Your task: The listing below should be written out exactly; please include all of it.

[Dataset rows about figures]
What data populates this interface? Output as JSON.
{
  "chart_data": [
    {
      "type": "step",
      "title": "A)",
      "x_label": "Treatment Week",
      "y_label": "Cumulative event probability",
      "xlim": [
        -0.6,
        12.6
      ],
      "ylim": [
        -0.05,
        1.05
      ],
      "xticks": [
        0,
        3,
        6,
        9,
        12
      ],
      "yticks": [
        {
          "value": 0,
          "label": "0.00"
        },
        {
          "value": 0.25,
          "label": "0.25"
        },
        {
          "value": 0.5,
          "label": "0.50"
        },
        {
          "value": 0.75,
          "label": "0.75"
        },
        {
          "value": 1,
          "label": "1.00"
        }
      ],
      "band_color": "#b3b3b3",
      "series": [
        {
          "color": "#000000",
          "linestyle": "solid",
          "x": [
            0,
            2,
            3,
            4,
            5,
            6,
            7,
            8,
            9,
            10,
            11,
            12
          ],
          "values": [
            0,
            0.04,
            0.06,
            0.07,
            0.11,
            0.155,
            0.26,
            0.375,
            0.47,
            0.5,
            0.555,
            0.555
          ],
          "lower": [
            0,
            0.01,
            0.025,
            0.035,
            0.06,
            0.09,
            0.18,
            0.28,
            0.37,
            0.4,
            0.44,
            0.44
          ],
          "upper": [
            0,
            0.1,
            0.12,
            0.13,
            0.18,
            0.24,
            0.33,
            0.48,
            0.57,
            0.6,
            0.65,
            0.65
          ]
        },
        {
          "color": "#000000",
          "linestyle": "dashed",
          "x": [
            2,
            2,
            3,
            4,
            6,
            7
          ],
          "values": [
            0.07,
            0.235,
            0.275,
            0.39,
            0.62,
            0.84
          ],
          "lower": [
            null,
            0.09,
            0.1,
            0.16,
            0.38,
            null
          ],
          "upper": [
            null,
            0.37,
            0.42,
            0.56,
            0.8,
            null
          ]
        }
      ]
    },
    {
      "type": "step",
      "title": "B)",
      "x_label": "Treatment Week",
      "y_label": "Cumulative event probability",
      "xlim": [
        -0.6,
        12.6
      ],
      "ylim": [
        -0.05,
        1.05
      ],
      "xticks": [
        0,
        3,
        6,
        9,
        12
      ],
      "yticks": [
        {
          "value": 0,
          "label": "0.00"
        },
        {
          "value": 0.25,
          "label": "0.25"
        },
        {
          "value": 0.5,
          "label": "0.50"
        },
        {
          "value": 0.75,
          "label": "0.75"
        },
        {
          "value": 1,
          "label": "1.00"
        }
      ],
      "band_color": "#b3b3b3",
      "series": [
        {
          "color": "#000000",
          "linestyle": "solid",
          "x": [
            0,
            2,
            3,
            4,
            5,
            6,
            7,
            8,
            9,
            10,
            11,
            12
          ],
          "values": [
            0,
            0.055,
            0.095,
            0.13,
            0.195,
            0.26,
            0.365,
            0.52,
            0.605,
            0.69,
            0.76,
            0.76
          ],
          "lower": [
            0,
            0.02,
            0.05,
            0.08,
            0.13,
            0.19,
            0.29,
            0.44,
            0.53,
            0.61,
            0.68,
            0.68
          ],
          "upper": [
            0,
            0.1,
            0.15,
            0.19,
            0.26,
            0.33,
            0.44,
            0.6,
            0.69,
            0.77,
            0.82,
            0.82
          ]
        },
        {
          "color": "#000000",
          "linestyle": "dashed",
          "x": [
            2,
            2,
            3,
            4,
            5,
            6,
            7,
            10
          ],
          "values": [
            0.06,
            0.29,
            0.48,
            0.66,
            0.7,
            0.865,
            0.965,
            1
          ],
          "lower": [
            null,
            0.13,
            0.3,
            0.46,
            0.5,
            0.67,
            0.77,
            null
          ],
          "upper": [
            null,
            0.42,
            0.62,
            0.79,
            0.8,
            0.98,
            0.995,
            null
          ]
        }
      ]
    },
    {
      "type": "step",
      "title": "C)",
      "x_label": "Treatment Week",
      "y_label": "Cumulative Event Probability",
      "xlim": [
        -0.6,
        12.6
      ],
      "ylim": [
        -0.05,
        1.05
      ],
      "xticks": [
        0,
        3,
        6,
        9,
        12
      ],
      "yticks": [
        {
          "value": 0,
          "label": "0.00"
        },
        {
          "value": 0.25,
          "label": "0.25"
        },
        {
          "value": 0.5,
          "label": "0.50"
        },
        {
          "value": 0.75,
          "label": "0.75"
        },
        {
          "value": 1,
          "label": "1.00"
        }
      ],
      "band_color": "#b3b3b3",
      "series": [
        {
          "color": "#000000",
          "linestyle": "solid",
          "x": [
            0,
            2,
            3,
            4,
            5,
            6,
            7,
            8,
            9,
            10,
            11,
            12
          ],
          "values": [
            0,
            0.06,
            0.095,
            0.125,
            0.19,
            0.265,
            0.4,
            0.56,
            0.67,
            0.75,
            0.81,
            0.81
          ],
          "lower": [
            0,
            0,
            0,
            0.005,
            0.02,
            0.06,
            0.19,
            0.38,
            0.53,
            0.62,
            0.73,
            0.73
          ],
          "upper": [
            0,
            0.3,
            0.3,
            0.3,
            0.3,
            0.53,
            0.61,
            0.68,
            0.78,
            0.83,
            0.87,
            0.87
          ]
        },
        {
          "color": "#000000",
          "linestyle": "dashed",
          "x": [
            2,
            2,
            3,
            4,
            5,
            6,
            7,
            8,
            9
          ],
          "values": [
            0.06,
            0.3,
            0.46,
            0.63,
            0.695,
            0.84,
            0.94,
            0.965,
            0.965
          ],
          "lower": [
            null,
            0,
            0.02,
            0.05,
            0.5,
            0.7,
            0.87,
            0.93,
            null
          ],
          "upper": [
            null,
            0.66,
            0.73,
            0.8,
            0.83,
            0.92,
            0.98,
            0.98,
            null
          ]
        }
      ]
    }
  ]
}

Finished task:
What data populates this interface? Output as JSON.
{
  "chart_data": [
    {
      "type": "step",
      "title": "A)",
      "x_label": "Treatment Week",
      "y_label": "Cumulative event probability",
      "xlim": [
        -0.6,
        12.6
      ],
      "ylim": [
        -0.05,
        1.05
      ],
      "xticks": [
        0,
        3,
        6,
        9,
        12
      ],
      "yticks": [
        {
          "value": 0,
          "label": "0.00"
        },
        {
          "value": 0.25,
          "label": "0.25"
        },
        {
          "value": 0.5,
          "label": "0.50"
        },
        {
          "value": 0.75,
          "label": "0.75"
        },
        {
          "value": 1,
          "label": "1.00"
        }
      ],
      "band_color": "#b3b3b3",
      "series": [
        {
          "color": "#000000",
          "linestyle": "solid",
          "x": [
            0,
            2,
            3,
            4,
            5,
            6,
            7,
            8,
            9,
            10,
            11,
            12
          ],
          "values": [
            0,
            0.04,
            0.06,
            0.07,
            0.11,
            0.155,
            0.26,
            0.375,
            0.47,
            0.5,
            0.555,
            0.555
          ],
          "lower": [
            0,
            0.01,
            0.025,
            0.035,
            0.06,
            0.09,
            0.18,
            0.28,
            0.37,
            0.4,
            0.44,
            0.44
          ],
          "upper": [
            0,
            0.1,
            0.12,
            0.13,
            0.18,
            0.24,
            0.33,
            0.48,
            0.57,
            0.6,
            0.65,
            0.65
          ]
        },
        {
          "color": "#000000",
          "linestyle": "dashed",
          "x": [
            2,
            2,
            3,
            4,
            6,
            7
          ],
          "values": [
            0.07,
            0.235,
            0.275,
            0.39,
            0.62,
            0.84
          ],
          "lower": [
            null,
            0.09,
            0.1,
            0.16,
            0.38,
            null
          ],
          "upper": [
            null,
            0.37,
            0.42,
            0.56,
            0.8,
            null
          ]
        }
      ]
    },
    {
      "type": "step",
      "title": "B)",
      "x_label": "Treatment Week",
      "y_label": "Cumulative event probability",
      "xlim": [
        -0.6,
        12.6
      ],
      "ylim": [
        -0.05,
        1.05
      ],
      "xticks": [
        0,
        3,
        6,
        9,
        12
      ],
      "yticks": [
        {
          "value": 0,
          "label": "0.00"
        },
        {
          "value": 0.25,
          "label": "0.25"
        },
        {
          "value": 0.5,
          "label": "0.50"
        },
        {
          "value": 0.75,
          "label": "0.75"
        },
        {
          "value": 1,
          "label": "1.00"
        }
      ],
      "band_color": "#b3b3b3",
      "series": [
        {
          "color": "#000000",
          "linestyle": "solid",
          "x": [
            0,
            2,
            3,
            4,
            5,
            6,
            7,
            8,
            9,
            10,
            11,
            12
          ],
          "values": [
            0,
            0.055,
            0.095,
            0.13,
            0.195,
            0.26,
            0.365,
            0.52,
            0.605,
            0.69,
            0.76,
            0.76
          ],
          "lower": [
            0,
            0.02,
            0.05,
            0.08,
            0.13,
            0.19,
            0.29,
            0.44,
            0.53,
            0.61,
            0.68,
            0.68
          ],
          "upper": [
            0,
            0.1,
            0.15,
            0.19,
            0.26,
            0.33,
            0.44,
            0.6,
            0.69,
            0.77,
            0.82,
            0.82
          ]
        },
        {
          "color": "#000000",
          "linestyle": "dashed",
          "x": [
            2,
            2,
            3,
            4,
            5,
            6,
            7,
            10
          ],
          "values": [
            0.06,
            0.29,
            0.48,
            0.66,
            0.7,
            0.865,
            0.965,
            1
          ],
          "lower": [
            null,
            0.13,
            0.3,
            0.46,
            0.5,
            0.67,
            0.77,
            null
          ],
          "upper": [
            null,
            0.42,
            0.62,
            0.79,
            0.8,
            0.98,
            0.995,
            null
          ]
        }
      ]
    },
    {
      "type": "step",
      "title": "C)",
      "x_label": "Treatment Week",
      "y_label": "Cumulative Event Probability",
      "xlim": [
        -0.6,
        12.6
      ],
      "ylim": [
        -0.05,
        1.05
      ],
      "xticks": [
        0,
        3,
        6,
        9,
        12
      ],
      "yticks": [
        {
          "value": 0,
          "label": "0.00"
        },
        {
          "value": 0.25,
          "label": "0.25"
        },
        {
          "value": 0.5,
          "label": "0.50"
        },
        {
          "value": 0.75,
          "label": "0.75"
        },
        {
          "value": 1,
          "label": "1.00"
        }
      ],
      "band_color": "#b3b3b3",
      "series": [
        {
          "color": "#000000",
          "linestyle": "solid",
          "x": [
            0,
            2,
            3,
            4,
            5,
            6,
            7,
            8,
            9,
            10,
            11,
            12
          ],
          "values": [
            0,
            0.06,
            0.095,
            0.125,
            0.19,
            0.265,
            0.4,
            0.56,
            0.67,
            0.75,
            0.81,
            0.81
          ],
          "lower": [
            0,
            0,
            0,
            0.005,
            0.02,
            0.06,
            0.19,
            0.38,
            0.53,
            0.62,
            0.73,
            0.73
          ],
          "upper": [
            0,
            0.3,
            0.3,
            0.3,
            0.3,
            0.53,
            0.61,
            0.68,
            0.78,
            0.83,
            0.87,
            0.87
          ]
        },
        {
          "color": "#000000",
          "linestyle": "dashed",
          "x": [
            2,
            2,
            3,
            4,
            5,
            6,
            7,
            8,
            9
          ],
          "values": [
            0.06,
            0.3,
            0.46,
            0.63,
            0.695,
            0.84,
            0.94,
            0.965,
            0.965
          ],
          "lower": [
            null,
            0,
            0.02,
            0.05,
            0.5,
            0.7,
            0.87,
            0.93,
            null
          ],
          "upper": [
            null,
            0.66,
            0.73,
            0.8,
            0.83,
            0.92,
            0.98,
            0.98,
            null
          ]
        }
      ]
    }
  ]
}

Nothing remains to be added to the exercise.